* [Tarefas a resolver]
1 > Resuma em forma de lista os fatos principais do parágrafo que começa com "Ciente de que para melhorar", no texto sobre o tratamento de José Roberto.
2 > Responda às perguntas a seguir com base no texto sobre o tratamento de José Roberto.
(a) Que idade tinha José Roberto quando adoeceu?
(b) Quantas sessões de transfusão ele fez durante a hospitalização?
(c) Qual é o nome do procedimento que substituiu o plasma sanguíneo dele pelo de doadores voluntários?
3 > Segundo o texto sobre o tratamento de José Roberto, o que deu a ele a segurança necessária para seguir adiante durante a internação? Explique em até três frases.

* [Seção de texto]
——————

Trinta minutos que transformam vidas
03 November 2015
Era primavera de 2014 e o flautista José Roberto (nome fictício para preservar a identidade do paciente) seguia a vida normal de um jovem de 23 anos; até o dia em que uma dor de cabeça afetaria os seus planos. O desconforto o fez buscar por atendimento de emergência. A suspeita inicial de dengue hemorrágica, afastada com a realização de exames complementares, deu lugar ao diagnóstico de púrpura trombocitopenia trombótica – doença hematológica caracterizada por distúrbio na coagulação do sangue, que mudaria o curso da sua vida a partir de então. Internado no Hospital Português, sob os cuidados de uma equipe assistencial multidisciplinar e dos hemorapêutas do Banco de Sangue do Hospital Português/Hemocentro São Lucas, José Roberto passou a entender pouco a pouco sobre a sua condição.
Ciente de que para melhorar precisaria de uma série de transfusões sanguíneas, ele confiou na ajuda de doadores voluntários desconhecidos e altruístas. Ao todo, fez 17 sessões de transfusão durante a hospitalização; cada uma delas com uso médio de 20 bolsas de sangue. Quantidade equivalente ao estoque sanguíneo doado por 340 voluntários. “Muitas pessoas ajudaram a salvar a minha vida. Permitir ser ajudado é essencial para perseverar. Quando se entende o que está acontecendo, a resposta é melhor. Os profissionais da assistência me explicavam cada procedimento. Essa transparência e acolhimento me deram a segurança necessária para seguir adiante e acreditar na perspectiva de melhora”.
Dr. Fernando Araújo, médico hematologista e um dos responsáveis pelo acompanhamento de José Roberto durante a sua internação, explica que a púrpura trombocitopenia trombótica é uma doença grave, caracterizada por uma anemia hemolítica com queda de plaquetas e risco de morte. O tratamento é realizado por meio de um equipamento de última geração, que permite a troca de volemia do sangue circulante no corpo do paciente pelo sangue de doadores saudáveis. “Esse procedimento chama-se plasmaférese terapêutica e, no caso do José Roberto, substituiu o seu plasma sanguíneo pelo de doadores voluntários”.

——————

* [Material fornecido]
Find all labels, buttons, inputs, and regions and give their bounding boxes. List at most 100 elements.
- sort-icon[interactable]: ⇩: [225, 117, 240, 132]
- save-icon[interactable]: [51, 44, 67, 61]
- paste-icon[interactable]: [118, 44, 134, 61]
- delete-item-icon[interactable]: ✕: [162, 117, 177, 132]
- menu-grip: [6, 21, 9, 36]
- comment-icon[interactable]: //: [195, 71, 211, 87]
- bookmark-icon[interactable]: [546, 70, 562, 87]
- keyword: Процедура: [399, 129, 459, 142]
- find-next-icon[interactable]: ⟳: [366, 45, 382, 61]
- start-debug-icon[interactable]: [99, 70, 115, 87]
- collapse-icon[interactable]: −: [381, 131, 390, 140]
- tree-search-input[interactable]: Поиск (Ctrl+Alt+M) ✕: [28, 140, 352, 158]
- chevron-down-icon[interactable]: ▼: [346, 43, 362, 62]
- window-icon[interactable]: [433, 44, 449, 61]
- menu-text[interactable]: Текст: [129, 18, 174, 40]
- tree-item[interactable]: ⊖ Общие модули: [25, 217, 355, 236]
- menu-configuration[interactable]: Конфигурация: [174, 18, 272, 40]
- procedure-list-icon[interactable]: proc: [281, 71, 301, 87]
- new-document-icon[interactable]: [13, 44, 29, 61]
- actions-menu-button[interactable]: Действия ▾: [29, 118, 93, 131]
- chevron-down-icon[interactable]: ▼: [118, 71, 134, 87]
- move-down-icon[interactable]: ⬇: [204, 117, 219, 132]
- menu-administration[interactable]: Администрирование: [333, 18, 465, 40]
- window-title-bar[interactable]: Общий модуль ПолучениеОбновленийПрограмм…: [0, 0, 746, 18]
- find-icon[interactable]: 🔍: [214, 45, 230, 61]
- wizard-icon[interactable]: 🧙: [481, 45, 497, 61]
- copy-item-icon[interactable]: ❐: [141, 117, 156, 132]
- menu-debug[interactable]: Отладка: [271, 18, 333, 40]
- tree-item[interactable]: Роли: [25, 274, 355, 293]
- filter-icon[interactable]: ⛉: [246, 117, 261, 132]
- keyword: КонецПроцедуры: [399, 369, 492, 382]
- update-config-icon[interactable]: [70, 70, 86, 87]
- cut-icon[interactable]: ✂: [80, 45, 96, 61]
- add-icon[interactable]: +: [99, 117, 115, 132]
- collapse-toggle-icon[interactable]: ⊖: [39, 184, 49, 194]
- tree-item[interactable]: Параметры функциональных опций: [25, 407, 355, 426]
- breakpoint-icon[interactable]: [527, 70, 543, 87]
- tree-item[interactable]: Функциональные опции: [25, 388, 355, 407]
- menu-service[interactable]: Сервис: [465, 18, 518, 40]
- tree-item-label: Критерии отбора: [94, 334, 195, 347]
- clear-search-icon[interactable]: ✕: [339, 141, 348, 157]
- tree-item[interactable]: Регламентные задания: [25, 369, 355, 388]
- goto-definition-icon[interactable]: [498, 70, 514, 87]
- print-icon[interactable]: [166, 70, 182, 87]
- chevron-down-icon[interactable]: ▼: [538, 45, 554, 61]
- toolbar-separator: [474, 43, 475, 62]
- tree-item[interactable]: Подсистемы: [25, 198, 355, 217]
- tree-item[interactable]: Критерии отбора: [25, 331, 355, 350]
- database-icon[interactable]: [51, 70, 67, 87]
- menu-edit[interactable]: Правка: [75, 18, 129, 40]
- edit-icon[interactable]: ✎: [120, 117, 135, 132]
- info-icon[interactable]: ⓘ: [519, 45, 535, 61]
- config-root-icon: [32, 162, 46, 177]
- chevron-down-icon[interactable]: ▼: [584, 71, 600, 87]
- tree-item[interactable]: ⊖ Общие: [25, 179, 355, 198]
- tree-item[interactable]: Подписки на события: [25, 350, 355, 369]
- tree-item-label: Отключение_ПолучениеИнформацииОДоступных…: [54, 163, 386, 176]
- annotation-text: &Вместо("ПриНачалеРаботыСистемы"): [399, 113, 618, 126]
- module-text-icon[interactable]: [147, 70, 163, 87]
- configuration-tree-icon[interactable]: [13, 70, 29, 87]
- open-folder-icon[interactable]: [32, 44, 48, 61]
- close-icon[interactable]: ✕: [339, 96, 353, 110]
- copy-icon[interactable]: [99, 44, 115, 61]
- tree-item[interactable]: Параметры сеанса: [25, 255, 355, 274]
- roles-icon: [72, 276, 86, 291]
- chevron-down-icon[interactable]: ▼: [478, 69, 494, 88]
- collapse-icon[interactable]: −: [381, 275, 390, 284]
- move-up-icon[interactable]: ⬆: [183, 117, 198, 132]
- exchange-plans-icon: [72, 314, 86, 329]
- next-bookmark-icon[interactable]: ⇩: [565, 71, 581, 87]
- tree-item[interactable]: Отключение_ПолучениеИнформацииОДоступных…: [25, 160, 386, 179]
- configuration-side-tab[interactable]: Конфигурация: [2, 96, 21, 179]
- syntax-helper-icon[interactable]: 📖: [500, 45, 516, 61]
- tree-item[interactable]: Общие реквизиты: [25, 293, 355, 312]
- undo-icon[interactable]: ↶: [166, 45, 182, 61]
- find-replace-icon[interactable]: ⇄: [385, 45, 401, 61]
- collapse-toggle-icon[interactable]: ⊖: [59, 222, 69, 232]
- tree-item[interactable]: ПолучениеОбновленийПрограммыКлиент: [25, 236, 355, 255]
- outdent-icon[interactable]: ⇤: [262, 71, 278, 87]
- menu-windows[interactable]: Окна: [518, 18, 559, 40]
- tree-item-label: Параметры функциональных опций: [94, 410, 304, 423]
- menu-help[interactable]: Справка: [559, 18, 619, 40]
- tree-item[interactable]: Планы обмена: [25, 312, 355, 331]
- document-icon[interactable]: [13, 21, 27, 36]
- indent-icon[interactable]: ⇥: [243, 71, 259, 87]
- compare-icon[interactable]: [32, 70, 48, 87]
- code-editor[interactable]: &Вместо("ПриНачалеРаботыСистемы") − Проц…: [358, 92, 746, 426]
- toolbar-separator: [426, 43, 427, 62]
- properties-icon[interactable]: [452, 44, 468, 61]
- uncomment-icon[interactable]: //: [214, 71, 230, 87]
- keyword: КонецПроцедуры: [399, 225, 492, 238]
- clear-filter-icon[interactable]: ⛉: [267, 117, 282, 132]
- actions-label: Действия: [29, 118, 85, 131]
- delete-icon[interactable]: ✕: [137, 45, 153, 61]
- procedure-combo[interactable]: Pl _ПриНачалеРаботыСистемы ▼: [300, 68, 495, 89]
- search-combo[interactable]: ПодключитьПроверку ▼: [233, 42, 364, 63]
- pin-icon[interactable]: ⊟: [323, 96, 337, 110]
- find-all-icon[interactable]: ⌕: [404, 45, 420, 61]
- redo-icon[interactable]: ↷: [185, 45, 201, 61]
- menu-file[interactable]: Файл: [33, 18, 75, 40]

——————

* [Lista de respostas]
1 >
- José Roberto precisou de uma série de transfusões sanguíneas para melhorar e contou com doadores voluntários desconhecidos.
- Ele fez 17 sessões de transfusão durante a internação.
- Cada sessão usou, em média, 20 bolsas de sangue.
- O total equivale ao sangue doado por 340 voluntários.
- Ele afirma que muitas pessoas ajudaram a salvar sua vida.
- Os profissionais explicavam cada procedimento, e essa transparência e esse acolhimento lhe deram segurança para acreditar na melhora.

2 >
(a) Ele tinha 23 anos.
(b) Ele fez 17 sessões de transfusão.
(c) O procedimento se chama plasmaférese terapêutica.

3 > Os profissionais da assistência explicavam a José Roberto cada procedimento. Essa transparência e esse acolhimento lhe deram a segurança necessária para seguir adiante e acreditar na perspectiva de melhora.